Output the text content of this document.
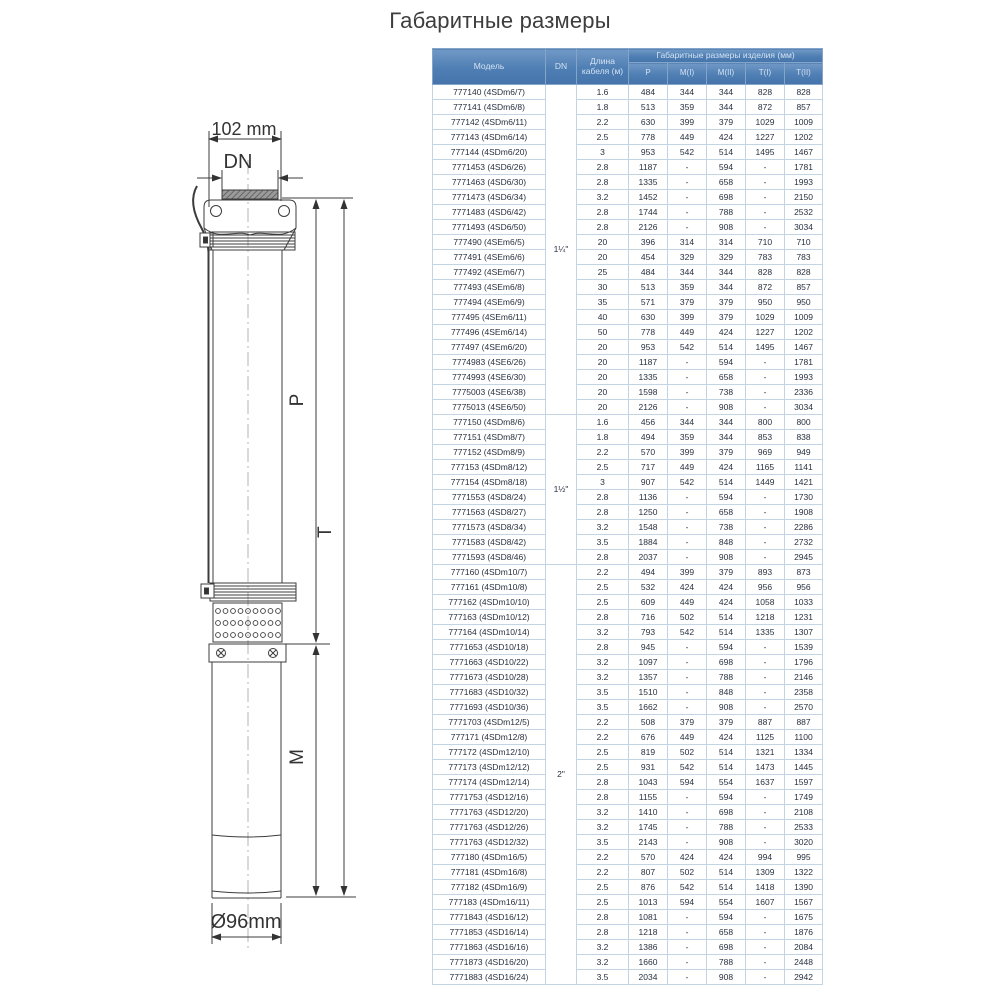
Габаритные размеры
102 mm
DN
P
T
M
Ø96mm
Модель	DN	Длина кабеля (м)	Габаритные размеры изделия (мм)				
			P	M(I)	M(II)	T(I)	T(II)
777140 (4SDm6/7)	1¼"	1.6	484	344	344	828	828
777141 (4SDm6/8)		1.8	513	359	344	872	857
777142 (4SDm6/11)		2.2	630	399	379	1029	1009
777143 (4SDm6/14)		2.5	778	449	424	1227	1202
777144 (4SDm6/20)		3	953	542	514	1495	1467
7771453 (4SD6/26)		2.8	1187	-	594	-	1781
7771463 (4SD6/30)		2.8	1335	-	658	-	1993
7771473 (4SD6/34)		3.2	1452	-	698	-	2150
7771483 (4SD6/42)		2.8	1744	-	788	-	2532
7771493 (4SD6/50)		2.8	2126	-	908	-	3034
777490 (4SEm6/5)		20	396	314	314	710	710
777491 (4SEm6/6)		20	454	329	329	783	783
777492 (4SEm6/7)		25	484	344	344	828	828
777493 (4SEm6/8)		30	513	359	344	872	857
777494 (4SEm6/9)		35	571	379	379	950	950
777495 (4SEm6/11)		40	630	399	379	1029	1009
777496 (4SEm6/14)		50	778	449	424	1227	1202
777497 (4SEm6/20)		20	953	542	514	1495	1467
7774983 (4SE6/26)		20	1187	-	594	-	1781
7774993 (4SE6/30)		20	1335	-	658	-	1993
7775003 (4SE6/38)		20	1598	-	738	-	2336
7775013 (4SE6/50)		20	2126	-	908	-	3034
777150 (4SDm8/6)	1½"	1.6	456	344	344	800	800
777151 (4SDm8/7)		1.8	494	359	344	853	838
777152 (4SDm8/9)		2.2	570	399	379	969	949
777153 (4SDm8/12)		2.5	717	449	424	1165	1141
777154 (4SDm8/18)		3	907	542	514	1449	1421
7771553 (4SD8/24)		2.8	1136	-	594	-	1730
7771563 (4SD8/27)		2.8	1250	-	658	-	1908
7771573 (4SD8/34)		3.2	1548	-	738	-	2286
7771583 (4SD8/42)		3.5	1884	-	848	-	2732
7771593 (4SD8/46)		2.8	2037	-	908	-	2945
777160 (4SDm10/7)	2"	2.2	494	399	379	893	873
777161 (4SDm10/8)		2.5	532	424	424	956	956
777162 (4SDm10/10)		2.5	609	449	424	1058	1033
777163 (4SDm10/12)		2.8	716	502	514	1218	1231
777164 (4SDm10/14)		3.2	793	542	514	1335	1307
7771653 (4SD10/18)		2.8	945	-	594	-	1539
7771663 (4SD10/22)		3.2	1097	-	698	-	1796
7771673 (4SD10/28)		3.2	1357	-	788	-	2146
7771683 (4SD10/32)		3.5	1510	-	848	-	2358
7771693 (4SD10/36)		3.5	1662	-	908	-	2570
7771703 (4SDm12/5)		2.2	508	379	379	887	887
777171 (4SDm12/8)		2.2	676	449	424	1125	1100
777172 (4SDm12/10)		2.5	819	502	514	1321	1334
777173 (4SDm12/12)		2.5	931	542	514	1473	1445
777174 (4SDm12/14)		2.8	1043	594	554	1637	1597
7771753 (4SD12/16)		2.8	1155	-	594	-	1749
7771763 (4SD12/20)		3.2	1410	-	698	-	2108
7771763 (4SD12/26)		3.2	1745	-	788	-	2533
7771763 (4SD12/32)		3.5	2143	-	908	-	3020
777180 (4SDm16/5)		2.2	570	424	424	994	995
777181 (4SDm16/8)		2.2	807	502	514	1309	1322
777182 (4SDm16/9)		2.5	876	542	514	1418	1390
777183 (4SDm16/11)		2.5	1013	594	554	1607	1567
7771843 (4SD16/12)		2.8	1081	-	594	-	1675
7771853 (4SD16/14)		2.8	1218	-	658	-	1876
7771863 (4SD16/16)		3.2	1386	-	698	-	2084
7771873 (4SD16/20)		3.2	1660	-	788	-	2448
7771883 (4SD16/24)		3.5	2034	-	908	-	2942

= = = = = = =

__REQUIREMENTS__
Word for word, quote the full listing, omitting every picture.

__RESULT__
Output the text content of this document.
Габаритные размеры
102 mm
DN
P
T
M
Ø96mm
Модель	DN	Длина кабеля (м)	Габаритные размеры изделия (мм)				
			P	M(I)	M(II)	T(I)	T(II)
777140 (4SDm6/7)	1¼"	1.6	484	344	344	828	828
777141 (4SDm6/8)		1.8	513	359	344	872	857
777142 (4SDm6/11)		2.2	630	399	379	1029	1009
777143 (4SDm6/14)		2.5	778	449	424	1227	1202
777144 (4SDm6/20)		3	953	542	514	1495	1467
7771453 (4SD6/26)		2.8	1187	-	594	-	1781
7771463 (4SD6/30)		2.8	1335	-	658	-	1993
7771473 (4SD6/34)		3.2	1452	-	698	-	2150
7771483 (4SD6/42)		2.8	1744	-	788	-	2532
7771493 (4SD6/50)		2.8	2126	-	908	-	3034
777490 (4SEm6/5)		20	396	314	314	710	710
777491 (4SEm6/6)		20	454	329	329	783	783
777492 (4SEm6/7)		25	484	344	344	828	828
777493 (4SEm6/8)		30	513	359	344	872	857
777494 (4SEm6/9)		35	571	379	379	950	950
777495 (4SEm6/11)		40	630	399	379	1029	1009
777496 (4SEm6/14)		50	778	449	424	1227	1202
777497 (4SEm6/20)		20	953	542	514	1495	1467
7774983 (4SE6/26)		20	1187	-	594	-	1781
7774993 (4SE6/30)		20	1335	-	658	-	1993
7775003 (4SE6/38)		20	1598	-	738	-	2336
7775013 (4SE6/50)		20	2126	-	908	-	3034
777150 (4SDm8/6)	1½"	1.6	456	344	344	800	800
777151 (4SDm8/7)		1.8	494	359	344	853	838
777152 (4SDm8/9)		2.2	570	399	379	969	949
777153 (4SDm8/12)		2.5	717	449	424	1165	1141
777154 (4SDm8/18)		3	907	542	514	1449	1421
7771553 (4SD8/24)		2.8	1136	-	594	-	1730
7771563 (4SD8/27)		2.8	1250	-	658	-	1908
7771573 (4SD8/34)		3.2	1548	-	738	-	2286
7771583 (4SD8/42)		3.5	1884	-	848	-	2732
7771593 (4SD8/46)		2.8	2037	-	908	-	2945
777160 (4SDm10/7)	2"	2.2	494	399	379	893	873
777161 (4SDm10/8)		2.5	532	424	424	956	956
777162 (4SDm10/10)		2.5	609	449	424	1058	1033
777163 (4SDm10/12)		2.8	716	502	514	1218	1231
777164 (4SDm10/14)		3.2	793	542	514	1335	1307
7771653 (4SD10/18)		2.8	945	-	594	-	1539
7771663 (4SD10/22)		3.2	1097	-	698	-	1796
7771673 (4SD10/28)		3.2	1357	-	788	-	2146
7771683 (4SD10/32)		3.5	1510	-	848	-	2358
7771693 (4SD10/36)		3.5	1662	-	908	-	2570
7771703 (4SDm12/5)		2.2	508	379	379	887	887
777171 (4SDm12/8)		2.2	676	449	424	1125	1100
777172 (4SDm12/10)		2.5	819	502	514	1321	1334
777173 (4SDm12/12)		2.5	931	542	514	1473	1445
777174 (4SDm12/14)		2.8	1043	594	554	1637	1597
7771753 (4SD12/16)		2.8	1155	-	594	-	1749
7771763 (4SD12/20)		3.2	1410	-	698	-	2108
7771763 (4SD12/26)		3.2	1745	-	788	-	2533
7771763 (4SD12/32)		3.5	2143	-	908	-	3020
777180 (4SDm16/5)		2.2	570	424	424	994	995
777181 (4SDm16/8)		2.2	807	502	514	1309	1322
777182 (4SDm16/9)		2.5	876	542	514	1418	1390
777183 (4SDm16/11)		2.5	1013	594	554	1607	1567
7771843 (4SD16/12)		2.8	1081	-	594	-	1675
7771853 (4SD16/14)		2.8	1218	-	658	-	1876
7771863 (4SD16/16)		3.2	1386	-	698	-	2084
7771873 (4SD16/20)		3.2	1660	-	788	-	2448
7771883 (4SD16/24)		3.5	2034	-	908	-	2942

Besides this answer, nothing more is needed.